··· EXERCISE INPUTS
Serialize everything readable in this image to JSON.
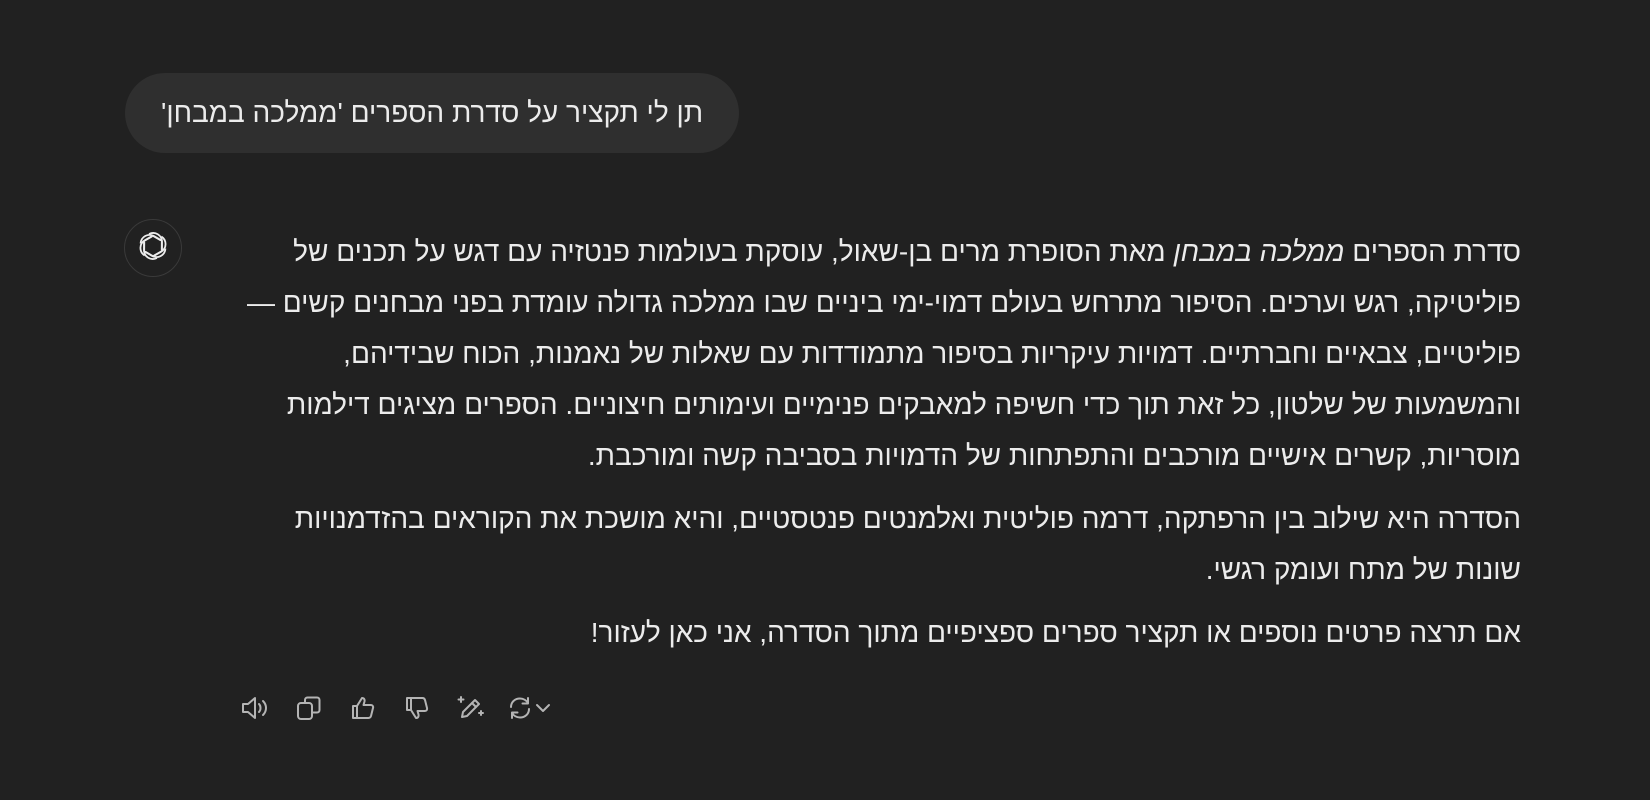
{
  "conversation": {
    "user_message": "תן לי תקציר על סדרת הספרים 'ממלכה במבחן'",
    "assistant": {
      "avatar_icon": "openai-logo-icon",
      "paragraph1": {
        "before_title": "סדרת הספרים ",
        "title": "ממלכה במבחן",
        "after_title": " מאת הסופרת מרים בן-שאול, עוסקת בעולמות פנטזיה עם דגש על תכנים של פוליטיקה, רגש וערכים. הסיפור מתרחש בעולם דמוי-ימי ביניים שבו ממלכה גדולה עומדת בפני מבחנים קשים — פוליטיים, צבאיים וחברתיים. דמויות עיקריות בסיפור מתמודדות עם שאלות של נאמנות, הכוח שבידיהם, והמשמעות של שלטון, כל זאת תוך כדי חשיפה למאבקים פנימיים ועימותים חיצוניים. הספרים מציגים דילמות מוסריות, קשרים אישיים מורכבים והתפתחות של הדמויות בסביבה קשה ומורכבת."
      },
      "paragraph2": "הסדרה היא שילוב בין הרפתקה, דרמה פוליטית ואלמנטים פנטסטיים, והיא מושכת את הקוראים בהזדמנויות שונות של מתח ועומק רגשי.",
      "paragraph3": "אם תרצה פרטים נוספים או תקציר ספרים ספציפיים מתוך הסדרה, אני כאן לעזור!"
    }
  },
  "actions": [
    {
      "name": "read-aloud",
      "icon": "speaker-icon"
    },
    {
      "name": "copy",
      "icon": "copy-icon"
    },
    {
      "name": "good-response",
      "icon": "thumbs-up-icon"
    },
    {
      "name": "bad-response",
      "icon": "thumbs-down-icon"
    },
    {
      "name": "edit-in-canvas",
      "icon": "pen-sparkle-icon"
    },
    {
      "name": "regenerate",
      "icon": "refresh-icon"
    }
  ],
  "colors": {
    "background": "#212121",
    "user_bubble": "#2f2f2f",
    "text": "#ececec",
    "icon": "#b4b4b4"
  }
}
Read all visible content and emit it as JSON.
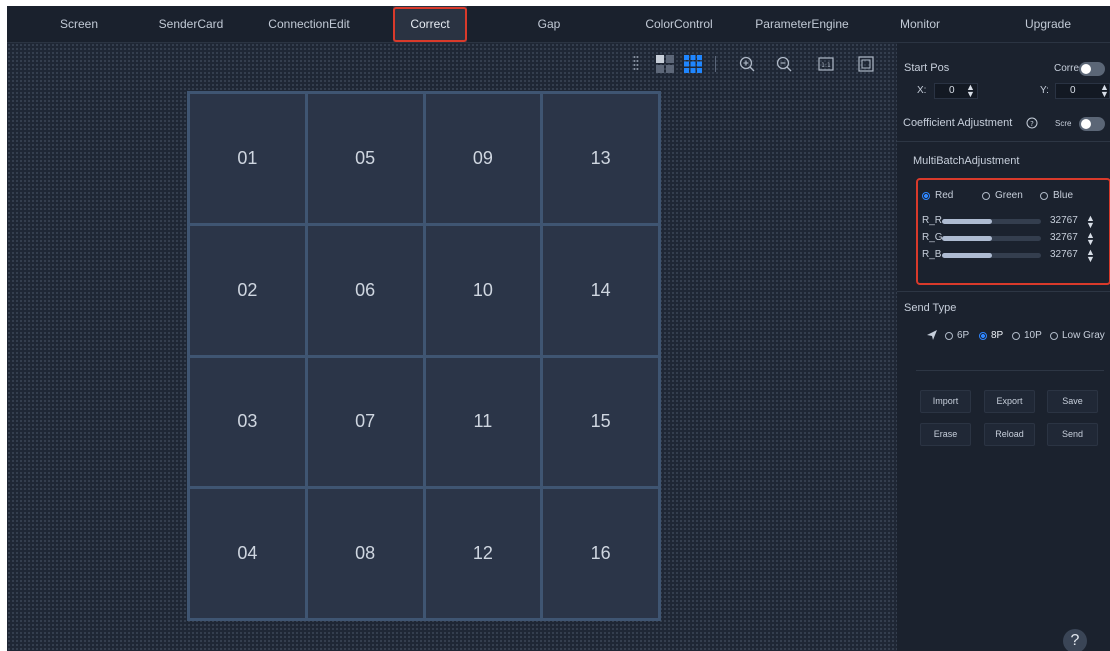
{
  "nav": {
    "tabs": [
      {
        "label": "Screen"
      },
      {
        "label": "SenderCard"
      },
      {
        "label": "ConnectionEdit"
      },
      {
        "label": "Correct"
      },
      {
        "label": "Gap"
      },
      {
        "label": "ColorControl"
      },
      {
        "label": "ParameterEngine"
      },
      {
        "label": "Monitor"
      },
      {
        "label": "Upgrade"
      }
    ],
    "active_tab": "Correct"
  },
  "toolbar": {
    "icons": [
      "grid-view-2x2-icon",
      "grid-view-4x4-icon",
      "zoom-in-icon",
      "zoom-out-icon",
      "actual-size-icon",
      "fit-screen-icon"
    ]
  },
  "canvas": {
    "cells": [
      "01",
      "05",
      "09",
      "13",
      "02",
      "06",
      "10",
      "14",
      "03",
      "07",
      "11",
      "15",
      "04",
      "08",
      "12",
      "16"
    ]
  },
  "panel": {
    "start_pos": {
      "label": "Start Pos",
      "correct_label": "Correct",
      "x_label": "X:",
      "x_value": "0",
      "y_label": "Y:",
      "y_value": "0"
    },
    "coefficient": {
      "label": "Coefficient Adjustment",
      "toggle_label": "Scre"
    },
    "multibatch": {
      "title": "MultiBatchAdjustment",
      "colors": [
        "Red",
        "Green",
        "Blue"
      ],
      "selected": "Red",
      "sliders": [
        {
          "label": "R_R",
          "value": "32767",
          "fraction": 0.5
        },
        {
          "label": "R_G",
          "value": "32767",
          "fraction": 0.5
        },
        {
          "label": "R_B",
          "value": "32767",
          "fraction": 0.5
        }
      ]
    },
    "send_type": {
      "title": "Send Type",
      "options": [
        "6P",
        "8P",
        "10P",
        "Low Gray"
      ],
      "selected": "8P"
    },
    "buttons": {
      "import": "Import",
      "export": "Export",
      "save": "Save",
      "erase": "Erase",
      "reload": "Reload",
      "send": "Send"
    },
    "help": "?"
  },
  "colors": {
    "accent": "#2f86ff",
    "highlight": "#d93a2b",
    "background": "#1c2330"
  }
}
······
Write out the listing above again, exactly, but with no pictures in the copy.

__TASK OUTPUT__.
Serialize everything readable in this image to JSON.
{
  "conversation": {
    "user_message": "תן לי תקציר על סדרת הספרים 'ממלכה במבחן'",
    "assistant": {
      "avatar_icon": "openai-logo-icon",
      "paragraph1": {
        "before_title": "סדרת הספרים ",
        "title": "ממלכה במבחן",
        "after_title": " מאת הסופרת מרים בן-שאול, עוסקת בעולמות פנטזיה עם דגש על תכנים של פוליטיקה, רגש וערכים. הסיפור מתרחש בעולם דמוי-ימי ביניים שבו ממלכה גדולה עומדת בפני מבחנים קשים — פוליטיים, צבאיים וחברתיים. דמויות עיקריות בסיפור מתמודדות עם שאלות של נאמנות, הכוח שבידיהם, והמשמעות של שלטון, כל זאת תוך כדי חשיפה למאבקים פנימיים ועימותים חיצוניים. הספרים מציגים דילמות מוסריות, קשרים אישיים מורכבים והתפתחות של הדמויות בסביבה קשה ומורכבת."
      },
      "paragraph2": "הסדרה היא שילוב בין הרפתקה, דרמה פוליטית ואלמנטים פנטסטיים, והיא מושכת את הקוראים בהזדמנויות שונות של מתח ועומק רגשי.",
      "paragraph3": "אם תרצה פרטים נוספים או תקציר ספרים ספציפיים מתוך הסדרה, אני כאן לעזור!"
    }
  },
  "actions": [
    {
      "name": "read-aloud",
      "icon": "speaker-icon"
    },
    {
      "name": "copy",
      "icon": "copy-icon"
    },
    {
      "name": "good-response",
      "icon": "thumbs-up-icon"
    },
    {
      "name": "bad-response",
      "icon": "thumbs-down-icon"
    },
    {
      "name": "edit-in-canvas",
      "icon": "pen-sparkle-icon"
    },
    {
      "name": "regenerate",
      "icon": "refresh-icon"
    }
  ],
  "colors": {
    "background": "#212121",
    "user_bubble": "#2f2f2f",
    "text": "#ececec",
    "icon": "#b4b4b4"
  }
}
Read all visible content and emit it as JSON.
{
  "nav": {
    "tabs": [
      {
        "label": "Screen"
      },
      {
        "label": "SenderCard"
      },
      {
        "label": "ConnectionEdit"
      },
      {
        "label": "Correct"
      },
      {
        "label": "Gap"
      },
      {
        "label": "ColorControl"
      },
      {
        "label": "ParameterEngine"
      },
      {
        "label": "Monitor"
      },
      {
        "label": "Upgrade"
      }
    ],
    "active_tab": "Correct"
  },
  "toolbar": {
    "icons": [
      "grid-view-2x2-icon",
      "grid-view-4x4-icon",
      "zoom-in-icon",
      "zoom-out-icon",
      "actual-size-icon",
      "fit-screen-icon"
    ]
  },
  "canvas": {
    "cells": [
      "01",
      "05",
      "09",
      "13",
      "02",
      "06",
      "10",
      "14",
      "03",
      "07",
      "11",
      "15",
      "04",
      "08",
      "12",
      "16"
    ]
  },
  "panel": {
    "start_pos": {
      "label": "Start Pos",
      "correct_label": "Correct",
      "x_label": "X:",
      "x_value": "0",
      "y_label": "Y:",
      "y_value": "0"
    },
    "coefficient": {
      "label": "Coefficient Adjustment",
      "toggle_label": "Scre"
    },
    "multibatch": {
      "title": "MultiBatchAdjustment",
      "colors": [
        "Red",
        "Green",
        "Blue"
      ],
      "selected": "Red",
      "sliders": [
        {
          "label": "R_R",
          "value": "32767",
          "fraction": 0.5
        },
        {
          "label": "R_G",
          "value": "32767",
          "fraction": 0.5
        },
        {
          "label": "R_B",
          "value": "32767",
          "fraction": 0.5
        }
      ]
    },
    "send_type": {
      "title": "Send Type",
      "options": [
        "6P",
        "8P",
        "10P",
        "Low Gray"
      ],
      "selected": "8P"
    },
    "buttons": {
      "import": "Import",
      "export": "Export",
      "save": "Save",
      "erase": "Erase",
      "reload": "Reload",
      "send": "Send"
    },
    "help": "?"
  },
  "colors": {
    "accent": "#2f86ff",
    "highlight": "#d93a2b",
    "background": "#1c2330"
  }
}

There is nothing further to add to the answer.